■ WHAT TO WORK ON
Write out each line of the listing as it stands, without the images.

::: RECORDS PROVIDED :::

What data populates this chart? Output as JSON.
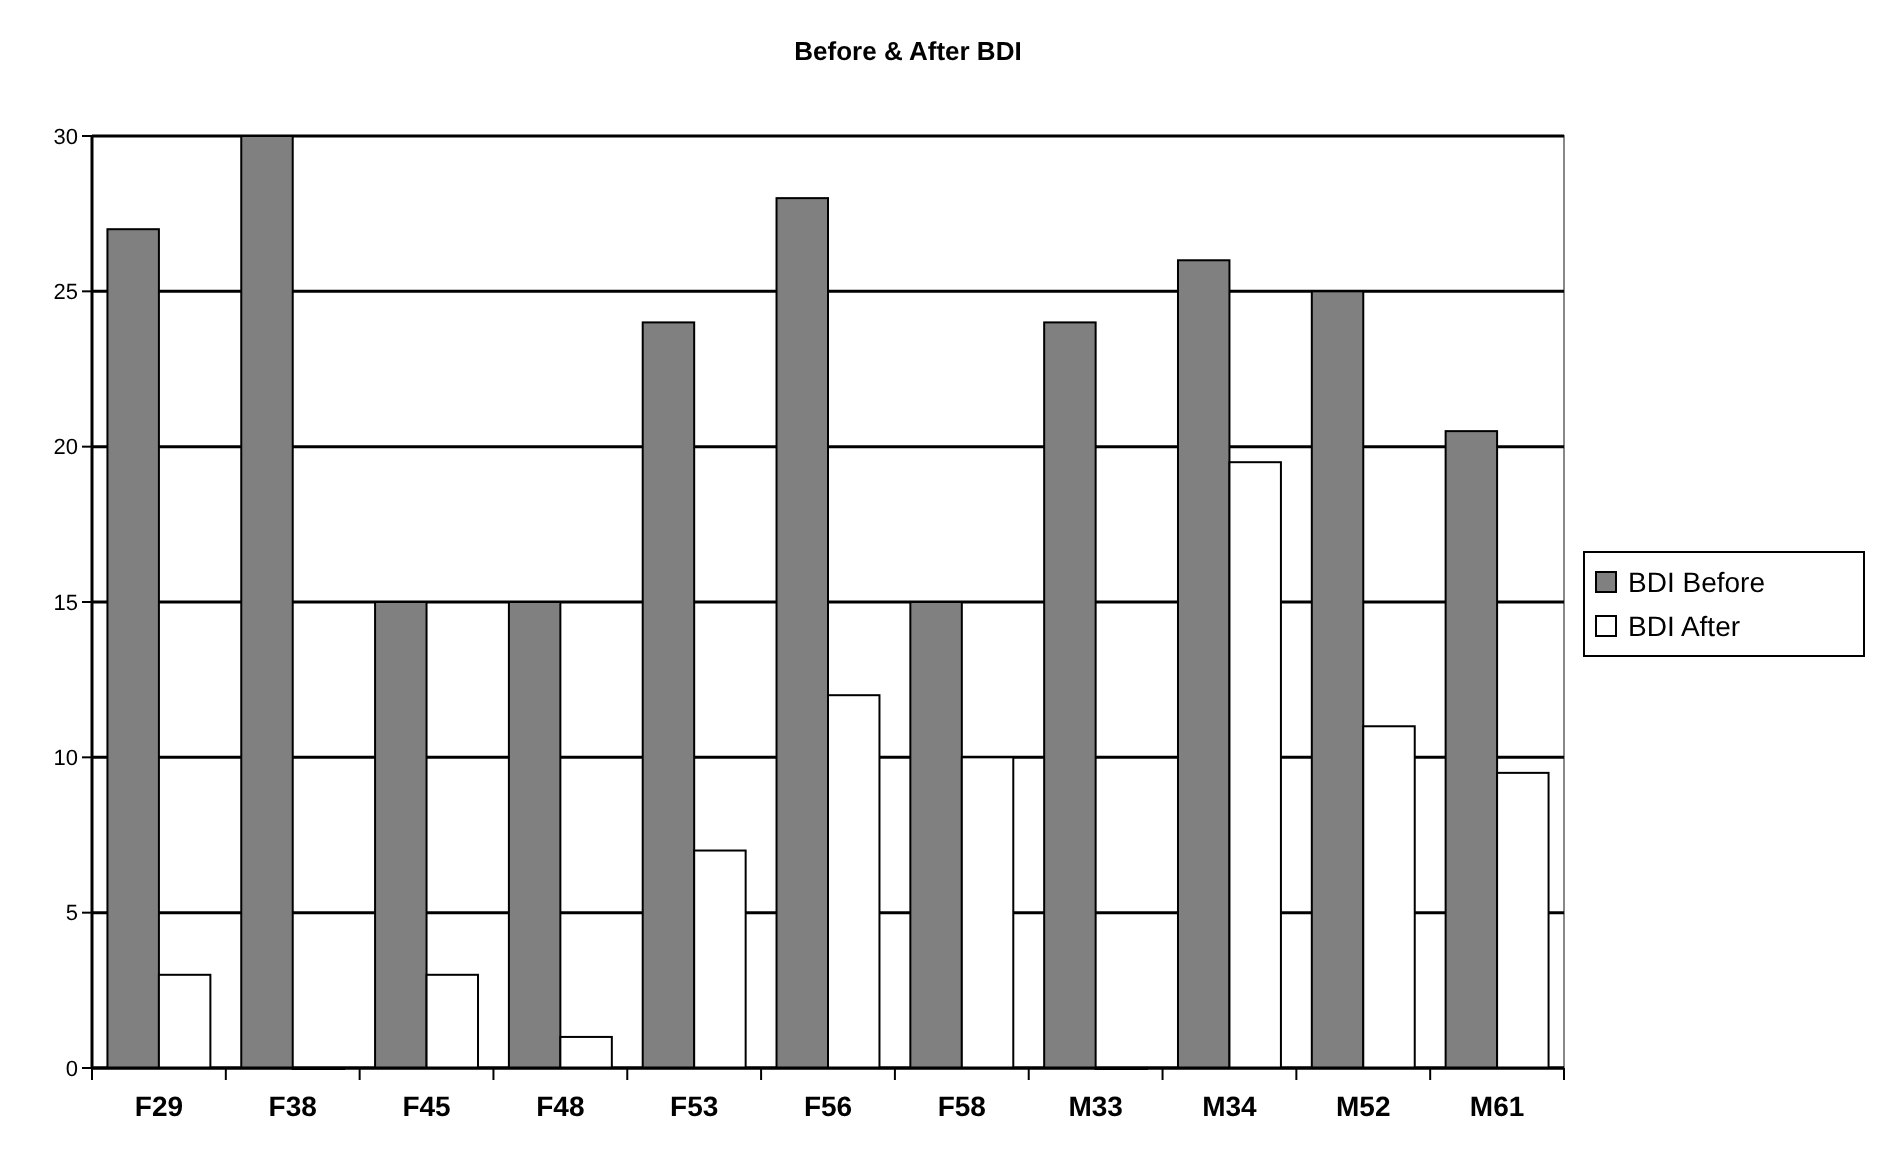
{
  "chart_data": {
    "type": "bar",
    "title": "Before & After BDI",
    "categories": [
      "F29",
      "F38",
      "F45",
      "F48",
      "F53",
      "F56",
      "F58",
      "M33",
      "M34",
      "M52",
      "M61"
    ],
    "series": [
      {
        "name": "BDI Before",
        "color": "#808080",
        "values": [
          27,
          30,
          15,
          15,
          24,
          28,
          15,
          24,
          26,
          25,
          20.5
        ]
      },
      {
        "name": "BDI After",
        "color": "#ffffff",
        "values": [
          3,
          0,
          3,
          1,
          7,
          12,
          10,
          0,
          19.5,
          11,
          9.5
        ]
      }
    ],
    "ylim": [
      0,
      30
    ],
    "yticks": [
      0,
      5,
      10,
      15,
      20,
      25,
      30
    ],
    "grid": "y",
    "legend": "right"
  }
}
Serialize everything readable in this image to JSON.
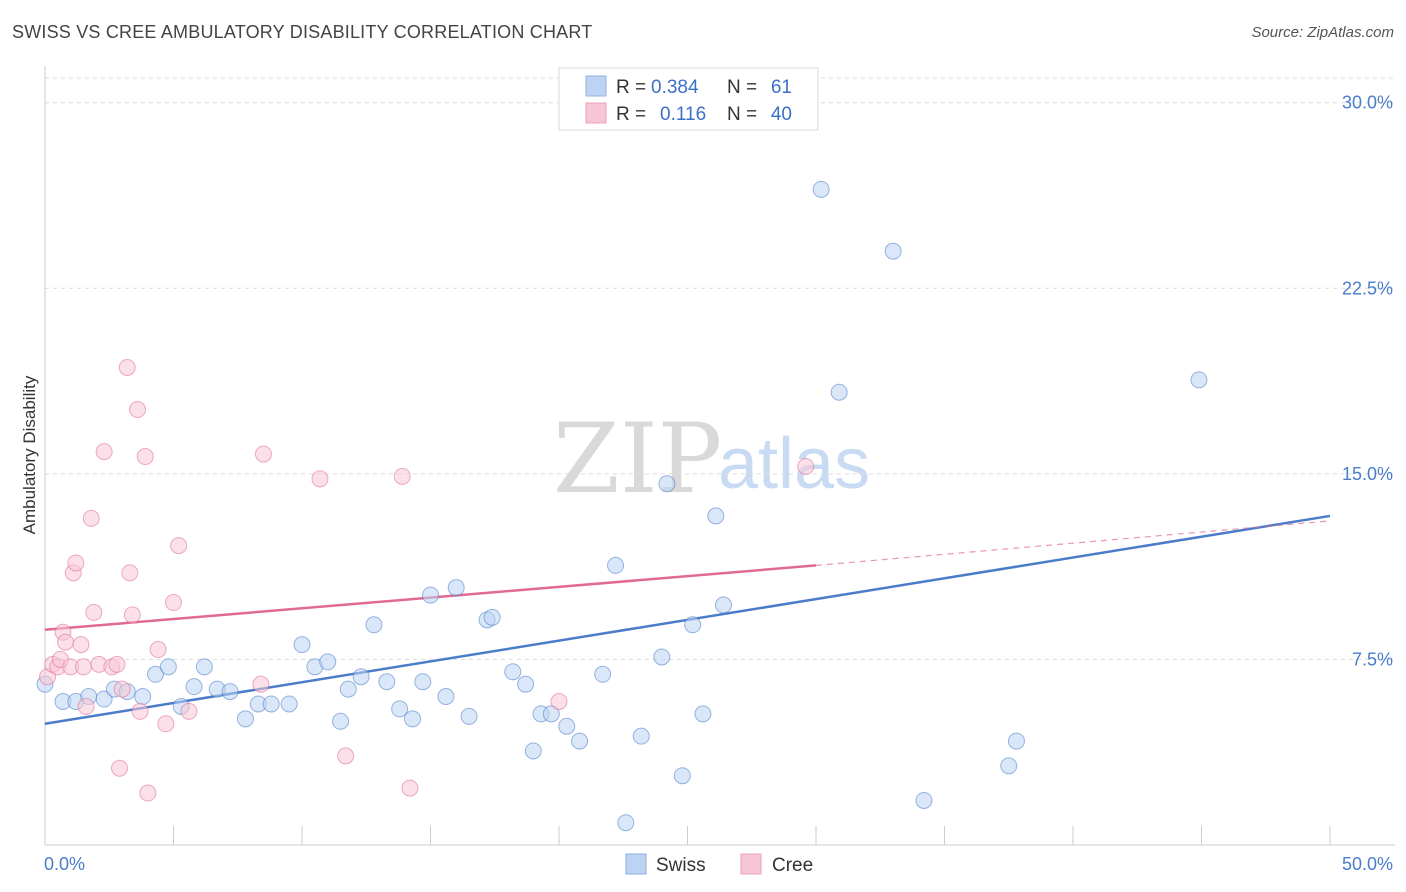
{
  "title": "SWISS VS CREE AMBULATORY DISABILITY CORRELATION CHART",
  "source": "Source: ZipAtlas.com",
  "watermark": {
    "zip": "ZIP",
    "atlas": "atlas"
  },
  "legend": {
    "rows": [
      {
        "r_label": "R =",
        "r_value": "0.384",
        "n_label": "N =",
        "n_value": "61",
        "color": "#a8c8f0"
      },
      {
        "r_label": "R =",
        "r_value": "0.116",
        "n_label": "N =",
        "n_value": "40",
        "color": "#f5b8cc"
      }
    ]
  },
  "chart_data": {
    "type": "scatter",
    "title": "SWISS VS CREE AMBULATORY DISABILITY CORRELATION CHART",
    "xlabel": "",
    "ylabel": "Ambulatory Disability",
    "xlim": [
      0,
      50
    ],
    "ylim": [
      0,
      31
    ],
    "x_tick_labels": [
      "0.0%",
      "50.0%"
    ],
    "y_ticks": [
      7.5,
      15.0,
      22.5,
      30.0
    ],
    "y_tick_labels": [
      "7.5%",
      "15.0%",
      "22.5%",
      "30.0%"
    ],
    "grid": true,
    "legend_position": "top-center",
    "series": [
      {
        "name": "Swiss",
        "color": "#4a7cc9",
        "fill": "#bcd4f2",
        "trend": {
          "x": [
            0,
            50
          ],
          "y": [
            4.9,
            13.3
          ],
          "style": "solid"
        },
        "points": [
          [
            0.0,
            6.5
          ],
          [
            0.7,
            5.8
          ],
          [
            1.2,
            5.8
          ],
          [
            1.7,
            6.0
          ],
          [
            2.3,
            5.9
          ],
          [
            2.7,
            6.3
          ],
          [
            3.2,
            6.2
          ],
          [
            3.8,
            6.0
          ],
          [
            4.3,
            6.9
          ],
          [
            4.8,
            7.2
          ],
          [
            5.3,
            5.6
          ],
          [
            5.8,
            6.4
          ],
          [
            6.2,
            7.2
          ],
          [
            6.7,
            6.3
          ],
          [
            7.2,
            6.2
          ],
          [
            7.8,
            5.1
          ],
          [
            8.3,
            5.7
          ],
          [
            8.8,
            5.7
          ],
          [
            9.5,
            5.7
          ],
          [
            10.0,
            8.1
          ],
          [
            10.5,
            7.2
          ],
          [
            11.0,
            7.4
          ],
          [
            11.5,
            5.0
          ],
          [
            11.8,
            6.3
          ],
          [
            12.3,
            6.8
          ],
          [
            12.8,
            8.9
          ],
          [
            13.3,
            6.6
          ],
          [
            13.8,
            5.5
          ],
          [
            14.3,
            5.1
          ],
          [
            14.7,
            6.6
          ],
          [
            15.0,
            10.1
          ],
          [
            15.6,
            6.0
          ],
          [
            16.0,
            10.4
          ],
          [
            16.5,
            5.2
          ],
          [
            17.2,
            9.1
          ],
          [
            17.4,
            9.2
          ],
          [
            18.2,
            7.0
          ],
          [
            18.7,
            6.5
          ],
          [
            19.0,
            3.8
          ],
          [
            19.3,
            5.3
          ],
          [
            19.7,
            5.3
          ],
          [
            20.3,
            4.8
          ],
          [
            20.8,
            4.2
          ],
          [
            21.7,
            6.9
          ],
          [
            22.2,
            11.3
          ],
          [
            22.6,
            0.9
          ],
          [
            23.2,
            4.4
          ],
          [
            24.0,
            7.6
          ],
          [
            24.2,
            14.6
          ],
          [
            24.8,
            2.8
          ],
          [
            25.2,
            8.9
          ],
          [
            25.6,
            5.3
          ],
          [
            26.1,
            13.3
          ],
          [
            26.4,
            9.7
          ],
          [
            30.2,
            26.5
          ],
          [
            30.9,
            18.3
          ],
          [
            33.0,
            24.0
          ],
          [
            34.2,
            1.8
          ],
          [
            37.5,
            3.2
          ],
          [
            37.8,
            4.2
          ],
          [
            44.9,
            18.8
          ]
        ]
      },
      {
        "name": "Cree",
        "color": "#e06a93",
        "fill": "#f7c6d6",
        "trend": {
          "x": [
            0,
            30
          ],
          "y": [
            8.7,
            11.3
          ],
          "dashed_to": [
            50,
            13.1
          ],
          "style": "solid-then-dashed"
        },
        "points": [
          [
            0.1,
            6.8
          ],
          [
            0.3,
            7.3
          ],
          [
            0.5,
            7.2
          ],
          [
            0.6,
            7.5
          ],
          [
            0.7,
            8.6
          ],
          [
            0.8,
            8.2
          ],
          [
            1.0,
            7.2
          ],
          [
            1.1,
            11.0
          ],
          [
            1.2,
            11.4
          ],
          [
            1.4,
            8.1
          ],
          [
            1.5,
            7.2
          ],
          [
            1.6,
            5.6
          ],
          [
            1.8,
            13.2
          ],
          [
            1.9,
            9.4
          ],
          [
            2.1,
            7.3
          ],
          [
            2.3,
            15.9
          ],
          [
            2.6,
            7.2
          ],
          [
            2.8,
            7.3
          ],
          [
            2.9,
            3.1
          ],
          [
            3.0,
            6.3
          ],
          [
            3.2,
            19.3
          ],
          [
            3.3,
            11.0
          ],
          [
            3.4,
            9.3
          ],
          [
            3.6,
            17.6
          ],
          [
            3.7,
            5.4
          ],
          [
            3.9,
            15.7
          ],
          [
            4.0,
            2.1
          ],
          [
            4.4,
            7.9
          ],
          [
            4.7,
            4.9
          ],
          [
            5.0,
            9.8
          ],
          [
            5.2,
            12.1
          ],
          [
            5.6,
            5.4
          ],
          [
            8.4,
            6.5
          ],
          [
            8.5,
            15.8
          ],
          [
            10.7,
            14.8
          ],
          [
            11.7,
            3.6
          ],
          [
            13.9,
            14.9
          ],
          [
            14.2,
            2.3
          ],
          [
            20.0,
            5.8
          ],
          [
            29.6,
            15.3
          ]
        ]
      }
    ]
  },
  "bottom_legend": [
    {
      "label": "Swiss",
      "color": "#a8c8f0"
    },
    {
      "label": "Cree",
      "color": "#f5b8cc"
    }
  ]
}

:::

■ RESPONSE TO THIS EXERCISE
What data populates this chart? Output as JSON.
{
  "chart_data": {
    "type": "bar",
    "title": "Before & After BDI",
    "categories": [
      "F29",
      "F38",
      "F45",
      "F48",
      "F53",
      "F56",
      "F58",
      "M33",
      "M34",
      "M52",
      "M61"
    ],
    "series": [
      {
        "name": "BDI Before",
        "color": "#808080",
        "values": [
          27,
          30,
          15,
          15,
          24,
          28,
          15,
          24,
          26,
          25,
          20.5
        ]
      },
      {
        "name": "BDI After",
        "color": "#ffffff",
        "values": [
          3,
          0,
          3,
          1,
          7,
          12,
          10,
          0,
          19.5,
          11,
          9.5
        ]
      }
    ],
    "ylim": [
      0,
      30
    ],
    "yticks": [
      0,
      5,
      10,
      15,
      20,
      25,
      30
    ],
    "grid": "y",
    "legend": "right"
  }
}
Serialize everything readable in this image to JSON.
{
  "title": "SWISS VS CREE AMBULATORY DISABILITY CORRELATION CHART",
  "source": "Source: ZipAtlas.com",
  "watermark": {
    "zip": "ZIP",
    "atlas": "atlas"
  },
  "legend": {
    "rows": [
      {
        "r_label": "R =",
        "r_value": "0.384",
        "n_label": "N =",
        "n_value": "61",
        "color": "#a8c8f0"
      },
      {
        "r_label": "R =",
        "r_value": "0.116",
        "n_label": "N =",
        "n_value": "40",
        "color": "#f5b8cc"
      }
    ]
  },
  "chart_data": {
    "type": "scatter",
    "title": "SWISS VS CREE AMBULATORY DISABILITY CORRELATION CHART",
    "xlabel": "",
    "ylabel": "Ambulatory Disability",
    "xlim": [
      0,
      50
    ],
    "ylim": [
      0,
      31
    ],
    "x_tick_labels": [
      "0.0%",
      "50.0%"
    ],
    "y_ticks": [
      7.5,
      15.0,
      22.5,
      30.0
    ],
    "y_tick_labels": [
      "7.5%",
      "15.0%",
      "22.5%",
      "30.0%"
    ],
    "grid": true,
    "legend_position": "top-center",
    "series": [
      {
        "name": "Swiss",
        "color": "#4a7cc9",
        "fill": "#bcd4f2",
        "trend": {
          "x": [
            0,
            50
          ],
          "y": [
            4.9,
            13.3
          ],
          "style": "solid"
        },
        "points": [
          [
            0.0,
            6.5
          ],
          [
            0.7,
            5.8
          ],
          [
            1.2,
            5.8
          ],
          [
            1.7,
            6.0
          ],
          [
            2.3,
            5.9
          ],
          [
            2.7,
            6.3
          ],
          [
            3.2,
            6.2
          ],
          [
            3.8,
            6.0
          ],
          [
            4.3,
            6.9
          ],
          [
            4.8,
            7.2
          ],
          [
            5.3,
            5.6
          ],
          [
            5.8,
            6.4
          ],
          [
            6.2,
            7.2
          ],
          [
            6.7,
            6.3
          ],
          [
            7.2,
            6.2
          ],
          [
            7.8,
            5.1
          ],
          [
            8.3,
            5.7
          ],
          [
            8.8,
            5.7
          ],
          [
            9.5,
            5.7
          ],
          [
            10.0,
            8.1
          ],
          [
            10.5,
            7.2
          ],
          [
            11.0,
            7.4
          ],
          [
            11.5,
            5.0
          ],
          [
            11.8,
            6.3
          ],
          [
            12.3,
            6.8
          ],
          [
            12.8,
            8.9
          ],
          [
            13.3,
            6.6
          ],
          [
            13.8,
            5.5
          ],
          [
            14.3,
            5.1
          ],
          [
            14.7,
            6.6
          ],
          [
            15.0,
            10.1
          ],
          [
            15.6,
            6.0
          ],
          [
            16.0,
            10.4
          ],
          [
            16.5,
            5.2
          ],
          [
            17.2,
            9.1
          ],
          [
            17.4,
            9.2
          ],
          [
            18.2,
            7.0
          ],
          [
            18.7,
            6.5
          ],
          [
            19.0,
            3.8
          ],
          [
            19.3,
            5.3
          ],
          [
            19.7,
            5.3
          ],
          [
            20.3,
            4.8
          ],
          [
            20.8,
            4.2
          ],
          [
            21.7,
            6.9
          ],
          [
            22.2,
            11.3
          ],
          [
            22.6,
            0.9
          ],
          [
            23.2,
            4.4
          ],
          [
            24.0,
            7.6
          ],
          [
            24.2,
            14.6
          ],
          [
            24.8,
            2.8
          ],
          [
            25.2,
            8.9
          ],
          [
            25.6,
            5.3
          ],
          [
            26.1,
            13.3
          ],
          [
            26.4,
            9.7
          ],
          [
            30.2,
            26.5
          ],
          [
            30.9,
            18.3
          ],
          [
            33.0,
            24.0
          ],
          [
            34.2,
            1.8
          ],
          [
            37.5,
            3.2
          ],
          [
            37.8,
            4.2
          ],
          [
            44.9,
            18.8
          ]
        ]
      },
      {
        "name": "Cree",
        "color": "#e06a93",
        "fill": "#f7c6d6",
        "trend": {
          "x": [
            0,
            30
          ],
          "y": [
            8.7,
            11.3
          ],
          "dashed_to": [
            50,
            13.1
          ],
          "style": "solid-then-dashed"
        },
        "points": [
          [
            0.1,
            6.8
          ],
          [
            0.3,
            7.3
          ],
          [
            0.5,
            7.2
          ],
          [
            0.6,
            7.5
          ],
          [
            0.7,
            8.6
          ],
          [
            0.8,
            8.2
          ],
          [
            1.0,
            7.2
          ],
          [
            1.1,
            11.0
          ],
          [
            1.2,
            11.4
          ],
          [
            1.4,
            8.1
          ],
          [
            1.5,
            7.2
          ],
          [
            1.6,
            5.6
          ],
          [
            1.8,
            13.2
          ],
          [
            1.9,
            9.4
          ],
          [
            2.1,
            7.3
          ],
          [
            2.3,
            15.9
          ],
          [
            2.6,
            7.2
          ],
          [
            2.8,
            7.3
          ],
          [
            2.9,
            3.1
          ],
          [
            3.0,
            6.3
          ],
          [
            3.2,
            19.3
          ],
          [
            3.3,
            11.0
          ],
          [
            3.4,
            9.3
          ],
          [
            3.6,
            17.6
          ],
          [
            3.7,
            5.4
          ],
          [
            3.9,
            15.7
          ],
          [
            4.0,
            2.1
          ],
          [
            4.4,
            7.9
          ],
          [
            4.7,
            4.9
          ],
          [
            5.0,
            9.8
          ],
          [
            5.2,
            12.1
          ],
          [
            5.6,
            5.4
          ],
          [
            8.4,
            6.5
          ],
          [
            8.5,
            15.8
          ],
          [
            10.7,
            14.8
          ],
          [
            11.7,
            3.6
          ],
          [
            13.9,
            14.9
          ],
          [
            14.2,
            2.3
          ],
          [
            20.0,
            5.8
          ],
          [
            29.6,
            15.3
          ]
        ]
      }
    ]
  },
  "bottom_legend": [
    {
      "label": "Swiss",
      "color": "#a8c8f0"
    },
    {
      "label": "Cree",
      "color": "#f5b8cc"
    }
  ]
}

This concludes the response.